### WHAT YOU NEED TO DO:
Pull out every line from the listing that has the word "square".

Collected data

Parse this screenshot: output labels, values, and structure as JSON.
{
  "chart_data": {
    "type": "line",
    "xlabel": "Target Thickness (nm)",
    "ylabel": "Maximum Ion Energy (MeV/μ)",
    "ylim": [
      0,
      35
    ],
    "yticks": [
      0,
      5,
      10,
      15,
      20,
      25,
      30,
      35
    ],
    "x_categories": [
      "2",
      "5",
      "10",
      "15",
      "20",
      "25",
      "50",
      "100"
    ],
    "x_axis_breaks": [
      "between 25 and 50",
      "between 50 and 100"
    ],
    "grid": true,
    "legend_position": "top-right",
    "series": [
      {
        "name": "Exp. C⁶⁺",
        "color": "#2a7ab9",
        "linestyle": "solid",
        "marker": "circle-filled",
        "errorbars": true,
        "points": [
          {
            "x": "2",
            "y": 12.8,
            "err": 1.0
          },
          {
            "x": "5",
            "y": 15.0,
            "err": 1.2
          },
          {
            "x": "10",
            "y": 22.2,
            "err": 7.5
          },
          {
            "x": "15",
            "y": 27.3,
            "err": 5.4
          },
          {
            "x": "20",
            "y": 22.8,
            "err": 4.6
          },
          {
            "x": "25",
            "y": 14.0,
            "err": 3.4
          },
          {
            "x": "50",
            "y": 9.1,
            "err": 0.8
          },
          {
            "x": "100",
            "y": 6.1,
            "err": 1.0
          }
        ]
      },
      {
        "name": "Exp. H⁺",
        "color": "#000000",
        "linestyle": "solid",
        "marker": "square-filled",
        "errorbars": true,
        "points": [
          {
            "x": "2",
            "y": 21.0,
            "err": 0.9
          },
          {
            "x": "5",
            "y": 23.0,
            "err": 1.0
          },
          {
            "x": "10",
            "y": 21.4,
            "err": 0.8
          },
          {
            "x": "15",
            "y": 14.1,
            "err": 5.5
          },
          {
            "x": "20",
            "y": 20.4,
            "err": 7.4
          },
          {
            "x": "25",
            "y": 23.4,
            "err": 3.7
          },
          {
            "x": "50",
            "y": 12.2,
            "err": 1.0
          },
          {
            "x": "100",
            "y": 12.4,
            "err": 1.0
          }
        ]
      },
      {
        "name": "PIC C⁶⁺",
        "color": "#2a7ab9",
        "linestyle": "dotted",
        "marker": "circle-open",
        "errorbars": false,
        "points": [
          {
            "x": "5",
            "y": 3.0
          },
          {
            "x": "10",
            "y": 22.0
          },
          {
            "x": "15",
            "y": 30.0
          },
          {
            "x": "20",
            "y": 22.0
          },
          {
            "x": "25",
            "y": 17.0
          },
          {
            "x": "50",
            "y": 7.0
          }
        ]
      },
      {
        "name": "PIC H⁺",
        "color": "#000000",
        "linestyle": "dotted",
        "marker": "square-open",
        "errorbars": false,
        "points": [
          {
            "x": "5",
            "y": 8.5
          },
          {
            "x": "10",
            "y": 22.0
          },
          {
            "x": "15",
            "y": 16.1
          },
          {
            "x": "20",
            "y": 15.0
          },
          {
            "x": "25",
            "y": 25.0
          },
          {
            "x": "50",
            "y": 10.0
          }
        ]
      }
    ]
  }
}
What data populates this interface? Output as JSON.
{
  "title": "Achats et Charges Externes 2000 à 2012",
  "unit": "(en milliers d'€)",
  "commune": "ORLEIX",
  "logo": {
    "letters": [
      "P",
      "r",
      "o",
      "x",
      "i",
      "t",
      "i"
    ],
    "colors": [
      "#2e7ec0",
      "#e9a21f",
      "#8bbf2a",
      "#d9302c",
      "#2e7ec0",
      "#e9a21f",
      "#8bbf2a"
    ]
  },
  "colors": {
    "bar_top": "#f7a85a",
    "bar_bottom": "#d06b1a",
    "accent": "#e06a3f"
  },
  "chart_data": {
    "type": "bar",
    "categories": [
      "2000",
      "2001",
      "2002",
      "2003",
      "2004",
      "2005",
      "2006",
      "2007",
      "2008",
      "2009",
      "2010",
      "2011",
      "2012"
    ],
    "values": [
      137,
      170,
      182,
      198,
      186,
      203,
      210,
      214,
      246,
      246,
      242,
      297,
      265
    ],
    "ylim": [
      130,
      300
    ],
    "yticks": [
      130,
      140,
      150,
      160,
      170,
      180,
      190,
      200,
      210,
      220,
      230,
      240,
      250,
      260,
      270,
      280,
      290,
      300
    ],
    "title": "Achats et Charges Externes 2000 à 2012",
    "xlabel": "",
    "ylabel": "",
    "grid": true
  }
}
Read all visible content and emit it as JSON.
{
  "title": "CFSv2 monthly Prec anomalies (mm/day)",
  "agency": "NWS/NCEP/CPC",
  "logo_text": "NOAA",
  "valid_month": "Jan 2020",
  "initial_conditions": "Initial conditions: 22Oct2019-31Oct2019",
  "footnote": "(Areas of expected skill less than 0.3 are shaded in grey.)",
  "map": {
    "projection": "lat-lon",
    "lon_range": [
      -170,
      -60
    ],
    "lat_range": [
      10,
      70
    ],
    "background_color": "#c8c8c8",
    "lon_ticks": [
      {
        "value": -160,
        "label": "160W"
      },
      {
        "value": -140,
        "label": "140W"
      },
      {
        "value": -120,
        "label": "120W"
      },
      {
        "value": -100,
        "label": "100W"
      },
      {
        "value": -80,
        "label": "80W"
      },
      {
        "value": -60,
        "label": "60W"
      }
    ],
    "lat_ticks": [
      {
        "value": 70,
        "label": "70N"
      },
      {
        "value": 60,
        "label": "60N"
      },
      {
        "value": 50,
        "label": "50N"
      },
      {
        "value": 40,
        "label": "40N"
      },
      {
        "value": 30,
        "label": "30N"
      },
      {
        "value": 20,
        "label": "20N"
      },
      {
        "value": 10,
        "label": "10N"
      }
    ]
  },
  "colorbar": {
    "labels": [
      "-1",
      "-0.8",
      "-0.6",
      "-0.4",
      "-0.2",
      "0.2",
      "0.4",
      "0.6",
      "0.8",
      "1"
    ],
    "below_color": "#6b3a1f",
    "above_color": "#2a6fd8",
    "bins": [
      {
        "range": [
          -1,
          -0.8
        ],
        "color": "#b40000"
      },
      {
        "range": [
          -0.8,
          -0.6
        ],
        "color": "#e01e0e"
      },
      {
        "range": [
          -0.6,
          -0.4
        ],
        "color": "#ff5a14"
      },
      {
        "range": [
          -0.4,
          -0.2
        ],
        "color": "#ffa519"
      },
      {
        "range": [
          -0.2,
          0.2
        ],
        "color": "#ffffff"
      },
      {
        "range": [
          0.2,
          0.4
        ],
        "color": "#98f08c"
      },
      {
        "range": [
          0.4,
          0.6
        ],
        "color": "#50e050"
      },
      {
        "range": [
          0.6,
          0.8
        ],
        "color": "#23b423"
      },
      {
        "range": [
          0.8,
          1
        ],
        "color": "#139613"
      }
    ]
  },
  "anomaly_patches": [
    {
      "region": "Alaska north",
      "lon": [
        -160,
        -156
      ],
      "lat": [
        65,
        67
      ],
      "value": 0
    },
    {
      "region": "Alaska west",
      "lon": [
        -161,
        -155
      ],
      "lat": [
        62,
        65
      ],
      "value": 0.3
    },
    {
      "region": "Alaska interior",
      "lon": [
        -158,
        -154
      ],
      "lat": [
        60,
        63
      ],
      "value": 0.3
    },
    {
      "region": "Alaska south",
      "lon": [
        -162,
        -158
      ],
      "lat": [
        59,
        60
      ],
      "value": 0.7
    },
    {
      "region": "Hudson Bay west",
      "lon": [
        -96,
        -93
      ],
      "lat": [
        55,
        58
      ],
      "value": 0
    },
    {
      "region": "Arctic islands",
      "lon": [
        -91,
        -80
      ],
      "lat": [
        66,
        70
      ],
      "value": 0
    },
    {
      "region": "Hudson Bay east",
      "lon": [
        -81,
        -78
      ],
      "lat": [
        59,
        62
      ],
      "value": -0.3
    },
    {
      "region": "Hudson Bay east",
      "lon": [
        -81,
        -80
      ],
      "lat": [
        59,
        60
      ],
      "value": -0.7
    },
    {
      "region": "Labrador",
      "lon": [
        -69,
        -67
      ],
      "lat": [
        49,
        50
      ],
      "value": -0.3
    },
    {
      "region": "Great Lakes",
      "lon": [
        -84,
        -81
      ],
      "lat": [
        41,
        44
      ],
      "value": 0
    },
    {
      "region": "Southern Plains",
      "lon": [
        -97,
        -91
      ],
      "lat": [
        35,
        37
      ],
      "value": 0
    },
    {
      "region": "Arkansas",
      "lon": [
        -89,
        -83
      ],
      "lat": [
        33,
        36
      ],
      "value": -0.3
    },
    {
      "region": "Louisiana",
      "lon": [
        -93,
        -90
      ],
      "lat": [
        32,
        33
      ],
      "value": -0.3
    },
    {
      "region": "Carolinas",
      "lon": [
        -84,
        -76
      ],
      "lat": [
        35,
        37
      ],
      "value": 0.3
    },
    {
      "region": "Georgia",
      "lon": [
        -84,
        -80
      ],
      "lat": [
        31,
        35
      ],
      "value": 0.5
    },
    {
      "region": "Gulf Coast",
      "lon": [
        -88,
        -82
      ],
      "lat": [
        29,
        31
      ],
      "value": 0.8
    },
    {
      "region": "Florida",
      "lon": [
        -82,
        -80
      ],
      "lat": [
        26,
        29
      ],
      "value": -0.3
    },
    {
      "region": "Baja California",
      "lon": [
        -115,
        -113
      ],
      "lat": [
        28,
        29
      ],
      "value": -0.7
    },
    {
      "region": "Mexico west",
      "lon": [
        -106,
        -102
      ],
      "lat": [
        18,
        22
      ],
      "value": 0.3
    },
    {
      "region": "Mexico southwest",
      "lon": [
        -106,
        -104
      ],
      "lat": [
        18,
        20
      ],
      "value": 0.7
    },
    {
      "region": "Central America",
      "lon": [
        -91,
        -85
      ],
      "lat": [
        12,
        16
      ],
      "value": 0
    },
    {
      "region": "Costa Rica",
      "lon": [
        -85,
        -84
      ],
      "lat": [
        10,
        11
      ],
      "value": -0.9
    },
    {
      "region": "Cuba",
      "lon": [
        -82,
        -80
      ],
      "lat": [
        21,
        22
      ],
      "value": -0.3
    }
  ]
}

### TASK RESPONSE:
        "marker": "square-filled",
        "marker": "square-open",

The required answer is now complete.